## EXERCISE
Quote the records that follow in full, leaving the pictures out.

## RAW RECORDS
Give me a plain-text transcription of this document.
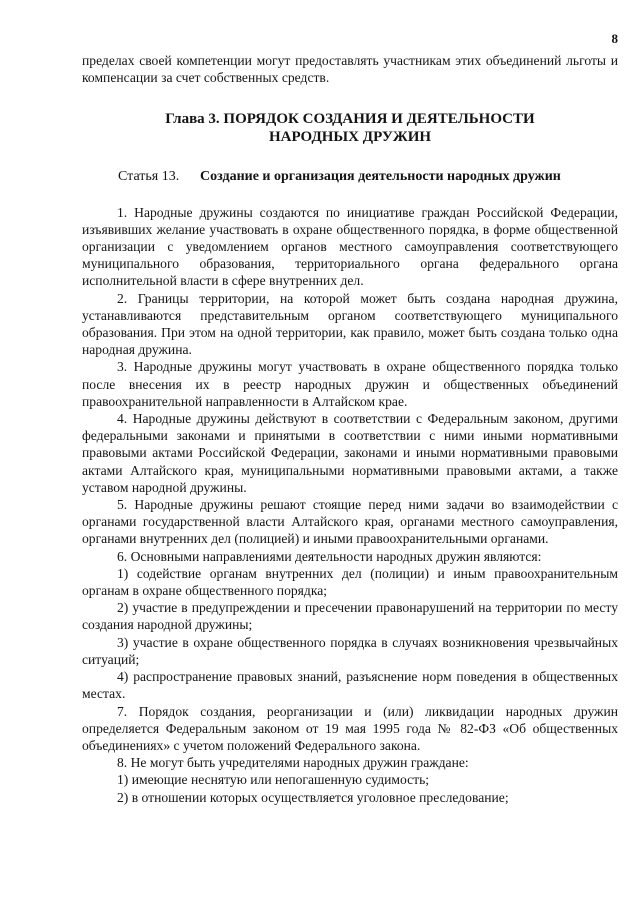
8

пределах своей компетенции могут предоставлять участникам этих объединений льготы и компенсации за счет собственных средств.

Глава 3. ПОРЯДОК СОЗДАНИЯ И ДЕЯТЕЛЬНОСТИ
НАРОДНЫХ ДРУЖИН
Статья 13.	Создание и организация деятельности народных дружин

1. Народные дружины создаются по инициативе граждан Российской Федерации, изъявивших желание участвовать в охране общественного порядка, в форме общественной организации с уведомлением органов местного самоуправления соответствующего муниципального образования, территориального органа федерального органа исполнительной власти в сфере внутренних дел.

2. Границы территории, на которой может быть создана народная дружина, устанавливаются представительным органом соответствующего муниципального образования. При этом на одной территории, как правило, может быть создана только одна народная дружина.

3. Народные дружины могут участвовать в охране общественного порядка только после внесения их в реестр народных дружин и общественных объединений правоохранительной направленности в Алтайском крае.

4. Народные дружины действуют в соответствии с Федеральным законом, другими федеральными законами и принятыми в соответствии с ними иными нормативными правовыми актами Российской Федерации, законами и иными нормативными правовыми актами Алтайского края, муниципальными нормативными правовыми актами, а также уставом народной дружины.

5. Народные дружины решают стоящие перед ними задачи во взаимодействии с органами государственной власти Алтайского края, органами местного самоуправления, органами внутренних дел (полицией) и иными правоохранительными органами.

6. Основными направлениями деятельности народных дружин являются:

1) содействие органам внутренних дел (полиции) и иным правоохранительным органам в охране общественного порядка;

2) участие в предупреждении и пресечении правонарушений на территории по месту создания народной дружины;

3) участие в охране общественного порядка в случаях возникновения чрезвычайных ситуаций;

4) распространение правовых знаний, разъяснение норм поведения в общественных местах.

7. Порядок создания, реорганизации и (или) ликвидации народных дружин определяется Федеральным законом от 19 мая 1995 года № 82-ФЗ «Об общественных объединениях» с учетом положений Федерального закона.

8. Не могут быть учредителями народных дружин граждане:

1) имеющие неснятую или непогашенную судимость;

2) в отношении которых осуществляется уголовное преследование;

## EXERCISE RESPONSE
Give me a plain-text transcription of this document.
8

пределах своей компетенции могут предоставлять участникам этих объединений льготы и компенсации за счет собственных средств.

Глава 3. ПОРЯДОК СОЗДАНИЯ И ДЕЯТЕЛЬНОСТИ
НАРОДНЫХ ДРУЖИН
Статья 13.	Создание и организация деятельности народных дружин

1. Народные дружины создаются по инициативе граждан Российской Федерации, изъявивших желание участвовать в охране общественного порядка, в форме общественной организации с уведомлением органов местного самоуправления соответствующего муниципального образования, территориального органа федерального органа исполнительной власти в сфере внутренних дел.

2. Границы территории, на которой может быть создана народная дружина, устанавливаются представительным органом соответствующего муниципального образования. При этом на одной территории, как правило, может быть создана только одна народная дружина.

3. Народные дружины могут участвовать в охране общественного порядка только после внесения их в реестр народных дружин и общественных объединений правоохранительной направленности в Алтайском крае.

4. Народные дружины действуют в соответствии с Федеральным законом, другими федеральными законами и принятыми в соответствии с ними иными нормативными правовыми актами Российской Федерации, законами и иными нормативными правовыми актами Алтайского края, муниципальными нормативными правовыми актами, а также уставом народной дружины.

5. Народные дружины решают стоящие перед ними задачи во взаимодействии с органами государственной власти Алтайского края, органами местного самоуправления, органами внутренних дел (полицией) и иными правоохранительными органами.

6. Основными направлениями деятельности народных дружин являются:

1) содействие органам внутренних дел (полиции) и иным правоохранительным органам в охране общественного порядка;

2) участие в предупреждении и пресечении правонарушений на территории по месту создания народной дружины;

3) участие в охране общественного порядка в случаях возникновения чрезвычайных ситуаций;

4) распространение правовых знаний, разъяснение норм поведения в общественных местах.

7. Порядок создания, реорганизации и (или) ликвидации народных дружин определяется Федеральным законом от 19 мая 1995 года № 82-ФЗ «Об общественных объединениях» с учетом положений Федерального закона.

8. Не могут быть учредителями народных дружин граждане:

1) имеющие неснятую или непогашенную судимость;

2) в отношении которых осуществляется уголовное преследование;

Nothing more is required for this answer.